▸ **Your objective**: Transcribe exactly the lines from the one holding "Type out the text in this image." to the end of the data below, including both of those lines and no others.

↓↓↓

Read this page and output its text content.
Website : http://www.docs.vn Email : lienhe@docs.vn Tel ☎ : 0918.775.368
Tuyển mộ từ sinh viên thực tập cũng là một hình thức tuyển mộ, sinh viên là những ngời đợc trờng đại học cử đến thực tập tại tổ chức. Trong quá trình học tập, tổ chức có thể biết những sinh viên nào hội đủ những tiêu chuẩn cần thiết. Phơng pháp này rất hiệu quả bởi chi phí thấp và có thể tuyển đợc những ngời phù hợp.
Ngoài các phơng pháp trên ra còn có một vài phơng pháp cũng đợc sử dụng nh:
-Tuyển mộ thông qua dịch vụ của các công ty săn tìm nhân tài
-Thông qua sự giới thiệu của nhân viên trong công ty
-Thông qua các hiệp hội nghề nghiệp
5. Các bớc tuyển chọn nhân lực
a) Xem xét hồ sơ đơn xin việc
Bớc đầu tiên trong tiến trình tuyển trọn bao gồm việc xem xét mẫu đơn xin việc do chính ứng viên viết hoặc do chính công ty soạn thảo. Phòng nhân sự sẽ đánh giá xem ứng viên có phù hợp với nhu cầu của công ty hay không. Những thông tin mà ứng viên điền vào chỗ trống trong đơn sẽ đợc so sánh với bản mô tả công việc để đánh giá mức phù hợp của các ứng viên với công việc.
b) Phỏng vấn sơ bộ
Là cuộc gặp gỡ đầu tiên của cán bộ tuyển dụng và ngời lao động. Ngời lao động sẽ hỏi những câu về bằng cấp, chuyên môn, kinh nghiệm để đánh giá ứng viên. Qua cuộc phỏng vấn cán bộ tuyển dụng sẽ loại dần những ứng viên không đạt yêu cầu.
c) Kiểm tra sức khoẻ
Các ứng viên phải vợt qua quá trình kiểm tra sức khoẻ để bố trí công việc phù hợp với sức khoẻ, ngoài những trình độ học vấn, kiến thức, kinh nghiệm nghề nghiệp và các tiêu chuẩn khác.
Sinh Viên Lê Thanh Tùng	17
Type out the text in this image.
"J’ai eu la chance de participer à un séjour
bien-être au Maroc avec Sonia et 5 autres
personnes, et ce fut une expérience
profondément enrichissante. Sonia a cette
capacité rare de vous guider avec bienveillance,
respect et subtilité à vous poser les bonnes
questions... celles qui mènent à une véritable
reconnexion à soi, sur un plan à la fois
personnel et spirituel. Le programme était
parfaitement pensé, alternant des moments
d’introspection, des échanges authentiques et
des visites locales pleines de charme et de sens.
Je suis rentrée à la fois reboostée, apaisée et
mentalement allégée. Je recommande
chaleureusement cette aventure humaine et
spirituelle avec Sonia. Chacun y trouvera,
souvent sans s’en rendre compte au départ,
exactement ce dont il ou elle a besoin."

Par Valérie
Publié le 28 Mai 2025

↑↑↑

▸ **The solution**:
Type out the text in this image.
"J’ai eu la chance de participer à un séjour
bien-être au Maroc avec Sonia et 5 autres
personnes, et ce fut une expérience
profondément enrichissante. Sonia a cette
capacité rare de vous guider avec bienveillance,
respect et subtilité à vous poser les bonnes
questions... celles qui mènent à une véritable
reconnexion à soi, sur un plan à la fois
personnel et spirituel. Le programme était
parfaitement pensé, alternant des moments
d’introspection, des échanges authentiques et
des visites locales pleines de charme et de sens.
Je suis rentrée à la fois reboostée, apaisée et
mentalement allégée. Je recommande
chaleureusement cette aventure humaine et
spirituelle avec Sonia. Chacun y trouvera,
souvent sans s’en rendre compte au départ,
exactement ce dont il ou elle a besoin."

Par Valérie
Publié le 28 Mai 2025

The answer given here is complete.